INFORMATION SUPPLIED:
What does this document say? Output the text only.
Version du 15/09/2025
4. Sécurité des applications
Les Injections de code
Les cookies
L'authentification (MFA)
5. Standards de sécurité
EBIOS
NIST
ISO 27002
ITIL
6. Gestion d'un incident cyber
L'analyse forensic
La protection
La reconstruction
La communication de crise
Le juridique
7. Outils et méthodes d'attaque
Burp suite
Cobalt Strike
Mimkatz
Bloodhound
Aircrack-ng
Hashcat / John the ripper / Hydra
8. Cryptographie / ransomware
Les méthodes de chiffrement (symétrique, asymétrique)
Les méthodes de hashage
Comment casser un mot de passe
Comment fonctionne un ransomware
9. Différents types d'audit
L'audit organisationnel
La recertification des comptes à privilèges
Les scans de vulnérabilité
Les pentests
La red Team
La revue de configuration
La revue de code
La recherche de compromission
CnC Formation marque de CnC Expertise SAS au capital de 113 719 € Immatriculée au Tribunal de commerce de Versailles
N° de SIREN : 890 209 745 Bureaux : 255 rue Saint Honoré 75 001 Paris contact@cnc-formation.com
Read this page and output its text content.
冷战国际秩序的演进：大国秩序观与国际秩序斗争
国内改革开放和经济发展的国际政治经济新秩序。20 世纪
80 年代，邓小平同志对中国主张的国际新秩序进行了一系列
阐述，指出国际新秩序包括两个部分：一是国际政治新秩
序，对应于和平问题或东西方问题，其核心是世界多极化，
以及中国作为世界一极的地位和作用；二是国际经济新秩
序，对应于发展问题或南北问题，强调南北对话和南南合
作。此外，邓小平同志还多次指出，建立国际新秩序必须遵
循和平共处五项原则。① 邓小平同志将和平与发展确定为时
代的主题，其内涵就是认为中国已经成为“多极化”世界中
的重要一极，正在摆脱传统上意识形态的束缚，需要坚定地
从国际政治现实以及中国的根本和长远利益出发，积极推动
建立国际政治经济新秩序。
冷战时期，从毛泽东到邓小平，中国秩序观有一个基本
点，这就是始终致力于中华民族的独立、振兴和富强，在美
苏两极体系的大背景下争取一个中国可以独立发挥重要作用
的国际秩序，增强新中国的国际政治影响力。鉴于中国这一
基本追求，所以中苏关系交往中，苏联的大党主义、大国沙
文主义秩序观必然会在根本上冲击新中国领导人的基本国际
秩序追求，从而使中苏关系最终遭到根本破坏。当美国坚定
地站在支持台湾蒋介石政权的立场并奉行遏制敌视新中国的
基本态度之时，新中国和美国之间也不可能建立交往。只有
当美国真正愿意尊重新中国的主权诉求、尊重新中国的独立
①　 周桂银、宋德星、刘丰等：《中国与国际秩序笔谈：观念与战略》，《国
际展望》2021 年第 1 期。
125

EXERCISE: Which lines contain the word "audit"? Return each of them.

ANSWER:
9. Différents types d'audit
L'audit organisationnel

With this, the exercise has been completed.